**Data listing:**
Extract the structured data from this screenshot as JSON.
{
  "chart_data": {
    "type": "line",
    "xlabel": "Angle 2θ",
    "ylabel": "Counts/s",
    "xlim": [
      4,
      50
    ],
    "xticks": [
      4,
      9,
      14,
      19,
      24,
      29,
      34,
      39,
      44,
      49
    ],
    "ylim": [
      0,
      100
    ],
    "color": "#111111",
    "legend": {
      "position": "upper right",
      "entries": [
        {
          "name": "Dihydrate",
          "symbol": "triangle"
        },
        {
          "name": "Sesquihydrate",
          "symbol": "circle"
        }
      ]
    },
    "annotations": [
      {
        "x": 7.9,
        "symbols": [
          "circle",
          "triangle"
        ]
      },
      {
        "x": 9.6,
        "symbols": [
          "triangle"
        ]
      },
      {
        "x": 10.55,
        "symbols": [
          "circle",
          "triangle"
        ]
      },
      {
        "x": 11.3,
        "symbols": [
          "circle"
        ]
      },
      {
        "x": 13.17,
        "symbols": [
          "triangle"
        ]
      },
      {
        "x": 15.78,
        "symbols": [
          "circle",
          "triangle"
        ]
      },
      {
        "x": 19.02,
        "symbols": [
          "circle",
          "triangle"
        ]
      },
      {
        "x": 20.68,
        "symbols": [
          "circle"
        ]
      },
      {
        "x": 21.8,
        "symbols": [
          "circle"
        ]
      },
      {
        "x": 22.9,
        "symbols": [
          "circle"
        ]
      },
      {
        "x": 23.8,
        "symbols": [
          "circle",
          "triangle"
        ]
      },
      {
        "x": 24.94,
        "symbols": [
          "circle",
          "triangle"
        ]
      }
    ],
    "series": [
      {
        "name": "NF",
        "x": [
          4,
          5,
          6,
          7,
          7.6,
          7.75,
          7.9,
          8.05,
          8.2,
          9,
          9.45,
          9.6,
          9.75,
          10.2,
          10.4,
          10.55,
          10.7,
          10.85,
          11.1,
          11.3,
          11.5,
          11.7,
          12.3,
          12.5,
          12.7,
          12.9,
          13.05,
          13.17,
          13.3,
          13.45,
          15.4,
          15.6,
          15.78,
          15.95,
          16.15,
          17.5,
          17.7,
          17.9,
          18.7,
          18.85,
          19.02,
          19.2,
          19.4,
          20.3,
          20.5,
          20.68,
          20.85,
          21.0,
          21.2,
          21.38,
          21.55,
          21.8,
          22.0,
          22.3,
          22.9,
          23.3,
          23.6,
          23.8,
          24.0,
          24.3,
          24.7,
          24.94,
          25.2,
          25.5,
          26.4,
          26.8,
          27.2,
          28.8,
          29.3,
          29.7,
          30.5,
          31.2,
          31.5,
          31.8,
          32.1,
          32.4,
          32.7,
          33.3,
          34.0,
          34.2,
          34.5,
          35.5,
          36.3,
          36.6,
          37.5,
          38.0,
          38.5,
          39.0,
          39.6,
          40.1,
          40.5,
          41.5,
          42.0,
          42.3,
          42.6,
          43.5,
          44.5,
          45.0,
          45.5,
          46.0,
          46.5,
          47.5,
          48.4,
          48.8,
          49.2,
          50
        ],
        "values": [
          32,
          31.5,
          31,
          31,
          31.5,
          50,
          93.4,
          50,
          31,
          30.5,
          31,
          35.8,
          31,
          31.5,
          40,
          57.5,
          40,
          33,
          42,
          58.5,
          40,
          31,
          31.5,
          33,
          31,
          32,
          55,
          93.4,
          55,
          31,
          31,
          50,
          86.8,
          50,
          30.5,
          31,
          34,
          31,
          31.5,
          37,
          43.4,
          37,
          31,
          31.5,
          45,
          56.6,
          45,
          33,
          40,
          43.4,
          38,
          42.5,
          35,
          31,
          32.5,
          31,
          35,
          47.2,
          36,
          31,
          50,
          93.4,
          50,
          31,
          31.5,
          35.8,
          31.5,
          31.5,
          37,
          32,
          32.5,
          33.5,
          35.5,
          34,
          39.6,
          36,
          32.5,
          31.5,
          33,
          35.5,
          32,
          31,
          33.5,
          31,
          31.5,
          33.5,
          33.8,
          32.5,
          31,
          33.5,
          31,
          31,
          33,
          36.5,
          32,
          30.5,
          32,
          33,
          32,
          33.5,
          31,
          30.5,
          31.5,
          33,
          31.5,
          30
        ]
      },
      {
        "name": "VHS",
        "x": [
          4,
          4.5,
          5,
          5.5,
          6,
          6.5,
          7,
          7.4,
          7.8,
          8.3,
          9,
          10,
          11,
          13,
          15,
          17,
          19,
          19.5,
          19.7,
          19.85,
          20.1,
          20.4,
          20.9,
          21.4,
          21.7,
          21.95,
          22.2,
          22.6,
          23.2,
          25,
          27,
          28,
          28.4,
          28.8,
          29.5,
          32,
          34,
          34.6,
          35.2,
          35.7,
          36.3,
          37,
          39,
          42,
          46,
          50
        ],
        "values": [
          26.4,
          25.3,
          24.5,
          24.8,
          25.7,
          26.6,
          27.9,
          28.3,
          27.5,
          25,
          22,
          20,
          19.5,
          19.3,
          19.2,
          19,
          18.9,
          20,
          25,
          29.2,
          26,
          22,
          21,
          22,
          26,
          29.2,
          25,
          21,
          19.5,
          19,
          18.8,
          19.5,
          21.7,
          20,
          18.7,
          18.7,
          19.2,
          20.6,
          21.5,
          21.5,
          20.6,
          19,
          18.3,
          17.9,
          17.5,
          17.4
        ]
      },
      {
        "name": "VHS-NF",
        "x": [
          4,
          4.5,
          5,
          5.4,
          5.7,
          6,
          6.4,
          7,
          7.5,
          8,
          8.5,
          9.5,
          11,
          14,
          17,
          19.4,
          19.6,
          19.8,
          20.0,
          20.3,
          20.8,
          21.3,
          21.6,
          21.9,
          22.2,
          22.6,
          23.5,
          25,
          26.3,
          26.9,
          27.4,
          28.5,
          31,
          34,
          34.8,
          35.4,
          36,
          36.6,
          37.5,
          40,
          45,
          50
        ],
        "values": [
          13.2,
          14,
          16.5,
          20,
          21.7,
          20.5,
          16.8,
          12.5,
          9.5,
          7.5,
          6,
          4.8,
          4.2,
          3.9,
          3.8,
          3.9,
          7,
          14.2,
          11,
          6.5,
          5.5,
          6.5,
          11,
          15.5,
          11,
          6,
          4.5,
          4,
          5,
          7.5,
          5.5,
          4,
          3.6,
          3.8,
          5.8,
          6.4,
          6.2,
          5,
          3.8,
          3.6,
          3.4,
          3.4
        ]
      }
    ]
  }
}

**Exercise prompt:**
Write out all the lines again, exactly as they are.

**Task result:**
Extract the structured data from this screenshot as JSON.
{
  "chart_data": {
    "type": "line",
    "xlabel": "Angle 2θ",
    "ylabel": "Counts/s",
    "xlim": [
      4,
      50
    ],
    "xticks": [
      4,
      9,
      14,
      19,
      24,
      29,
      34,
      39,
      44,
      49
    ],
    "ylim": [
      0,
      100
    ],
    "color": "#111111",
    "legend": {
      "position": "upper right",
      "entries": [
        {
          "name": "Dihydrate",
          "symbol": "triangle"
        },
        {
          "name": "Sesquihydrate",
          "symbol": "circle"
        }
      ]
    },
    "annotations": [
      {
        "x": 7.9,
        "symbols": [
          "circle",
          "triangle"
        ]
      },
      {
        "x": 9.6,
        "symbols": [
          "triangle"
        ]
      },
      {
        "x": 10.55,
        "symbols": [
          "circle",
          "triangle"
        ]
      },
      {
        "x": 11.3,
        "symbols": [
          "circle"
        ]
      },
      {
        "x": 13.17,
        "symbols": [
          "triangle"
        ]
      },
      {
        "x": 15.78,
        "symbols": [
          "circle",
          "triangle"
        ]
      },
      {
        "x": 19.02,
        "symbols": [
          "circle",
          "triangle"
        ]
      },
      {
        "x": 20.68,
        "symbols": [
          "circle"
        ]
      },
      {
        "x": 21.8,
        "symbols": [
          "circle"
        ]
      },
      {
        "x": 22.9,
        "symbols": [
          "circle"
        ]
      },
      {
        "x": 23.8,
        "symbols": [
          "circle",
          "triangle"
        ]
      },
      {
        "x": 24.94,
        "symbols": [
          "circle",
          "triangle"
        ]
      }
    ],
    "series": [
      {
        "name": "NF",
        "x": [
          4,
          5,
          6,
          7,
          7.6,
          7.75,
          7.9,
          8.05,
          8.2,
          9,
          9.45,
          9.6,
          9.75,
          10.2,
          10.4,
          10.55,
          10.7,
          10.85,
          11.1,
          11.3,
          11.5,
          11.7,
          12.3,
          12.5,
          12.7,
          12.9,
          13.05,
          13.17,
          13.3,
          13.45,
          15.4,
          15.6,
          15.78,
          15.95,
          16.15,
          17.5,
          17.7,
          17.9,
          18.7,
          18.85,
          19.02,
          19.2,
          19.4,
          20.3,
          20.5,
          20.68,
          20.85,
          21.0,
          21.2,
          21.38,
          21.55,
          21.8,
          22.0,
          22.3,
          22.9,
          23.3,
          23.6,
          23.8,
          24.0,
          24.3,
          24.7,
          24.94,
          25.2,
          25.5,
          26.4,
          26.8,
          27.2,
          28.8,
          29.3,
          29.7,
          30.5,
          31.2,
          31.5,
          31.8,
          32.1,
          32.4,
          32.7,
          33.3,
          34.0,
          34.2,
          34.5,
          35.5,
          36.3,
          36.6,
          37.5,
          38.0,
          38.5,
          39.0,
          39.6,
          40.1,
          40.5,
          41.5,
          42.0,
          42.3,
          42.6,
          43.5,
          44.5,
          45.0,
          45.5,
          46.0,
          46.5,
          47.5,
          48.4,
          48.8,
          49.2,
          50
        ],
        "values": [
          32,
          31.5,
          31,
          31,
          31.5,
          50,
          93.4,
          50,
          31,
          30.5,
          31,
          35.8,
          31,
          31.5,
          40,
          57.5,
          40,
          33,
          42,
          58.5,
          40,
          31,
          31.5,
          33,
          31,
          32,
          55,
          93.4,
          55,
          31,
          31,
          50,
          86.8,
          50,
          30.5,
          31,
          34,
          31,
          31.5,
          37,
          43.4,
          37,
          31,
          31.5,
          45,
          56.6,
          45,
          33,
          40,
          43.4,
          38,
          42.5,
          35,
          31,
          32.5,
          31,
          35,
          47.2,
          36,
          31,
          50,
          93.4,
          50,
          31,
          31.5,
          35.8,
          31.5,
          31.5,
          37,
          32,
          32.5,
          33.5,
          35.5,
          34,
          39.6,
          36,
          32.5,
          31.5,
          33,
          35.5,
          32,
          31,
          33.5,
          31,
          31.5,
          33.5,
          33.8,
          32.5,
          31,
          33.5,
          31,
          31,
          33,
          36.5,
          32,
          30.5,
          32,
          33,
          32,
          33.5,
          31,
          30.5,
          31.5,
          33,
          31.5,
          30
        ]
      },
      {
        "name": "VHS",
        "x": [
          4,
          4.5,
          5,
          5.5,
          6,
          6.5,
          7,
          7.4,
          7.8,
          8.3,
          9,
          10,
          11,
          13,
          15,
          17,
          19,
          19.5,
          19.7,
          19.85,
          20.1,
          20.4,
          20.9,
          21.4,
          21.7,
          21.95,
          22.2,
          22.6,
          23.2,
          25,
          27,
          28,
          28.4,
          28.8,
          29.5,
          32,
          34,
          34.6,
          35.2,
          35.7,
          36.3,
          37,
          39,
          42,
          46,
          50
        ],
        "values": [
          26.4,
          25.3,
          24.5,
          24.8,
          25.7,
          26.6,
          27.9,
          28.3,
          27.5,
          25,
          22,
          20,
          19.5,
          19.3,
          19.2,
          19,
          18.9,
          20,
          25,
          29.2,
          26,
          22,
          21,
          22,
          26,
          29.2,
          25,
          21,
          19.5,
          19,
          18.8,
          19.5,
          21.7,
          20,
          18.7,
          18.7,
          19.2,
          20.6,
          21.5,
          21.5,
          20.6,
          19,
          18.3,
          17.9,
          17.5,
          17.4
        ]
      },
      {
        "name": "VHS-NF",
        "x": [
          4,
          4.5,
          5,
          5.4,
          5.7,
          6,
          6.4,
          7,
          7.5,
          8,
          8.5,
          9.5,
          11,
          14,
          17,
          19.4,
          19.6,
          19.8,
          20.0,
          20.3,
          20.8,
          21.3,
          21.6,
          21.9,
          22.2,
          22.6,
          23.5,
          25,
          26.3,
          26.9,
          27.4,
          28.5,
          31,
          34,
          34.8,
          35.4,
          36,
          36.6,
          37.5,
          40,
          45,
          50
        ],
        "values": [
          13.2,
          14,
          16.5,
          20,
          21.7,
          20.5,
          16.8,
          12.5,
          9.5,
          7.5,
          6,
          4.8,
          4.2,
          3.9,
          3.8,
          3.9,
          7,
          14.2,
          11,
          6.5,
          5.5,
          6.5,
          11,
          15.5,
          11,
          6,
          4.5,
          4,
          5,
          7.5,
          5.5,
          4,
          3.6,
          3.8,
          5.8,
          6.4,
          6.2,
          5,
          3.8,
          3.6,
          3.4,
          3.4
        ]
      }
    ]
  }
}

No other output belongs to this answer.